Task
Copy out each of the entries below, word for word.

— start Data entries —

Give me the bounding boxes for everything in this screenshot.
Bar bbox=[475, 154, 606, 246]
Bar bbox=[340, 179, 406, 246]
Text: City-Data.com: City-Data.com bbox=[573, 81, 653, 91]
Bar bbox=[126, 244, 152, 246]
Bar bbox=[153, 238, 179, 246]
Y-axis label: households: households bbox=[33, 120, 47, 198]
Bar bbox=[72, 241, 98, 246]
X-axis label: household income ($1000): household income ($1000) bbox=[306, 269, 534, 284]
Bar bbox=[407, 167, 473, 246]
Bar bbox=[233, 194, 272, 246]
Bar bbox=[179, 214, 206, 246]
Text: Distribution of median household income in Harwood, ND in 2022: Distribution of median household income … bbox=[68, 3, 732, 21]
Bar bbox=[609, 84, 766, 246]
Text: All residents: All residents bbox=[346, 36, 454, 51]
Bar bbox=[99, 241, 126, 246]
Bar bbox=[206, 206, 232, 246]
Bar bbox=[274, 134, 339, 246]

— end Data entries —

Answer to this task
Give me the bounding boxes for everything in this screenshot.
Bar bbox=[475, 154, 606, 246]
Bar bbox=[340, 179, 406, 246]
Text: City-Data.com: City-Data.com bbox=[573, 81, 653, 91]
Bar bbox=[126, 244, 152, 246]
Bar bbox=[153, 238, 179, 246]
Y-axis label: households: households bbox=[33, 120, 47, 198]
Bar bbox=[72, 241, 98, 246]
X-axis label: household income ($1000): household income ($1000) bbox=[306, 269, 534, 284]
Bar bbox=[407, 167, 473, 246]
Bar bbox=[233, 194, 272, 246]
Bar bbox=[179, 214, 206, 246]
Text: Distribution of median household income in Harwood, ND in 2022: Distribution of median household income … bbox=[68, 3, 732, 21]
Bar bbox=[609, 84, 766, 246]
Text: All residents: All residents bbox=[346, 36, 454, 51]
Bar bbox=[99, 241, 126, 246]
Bar bbox=[206, 206, 232, 246]
Bar bbox=[274, 134, 339, 246]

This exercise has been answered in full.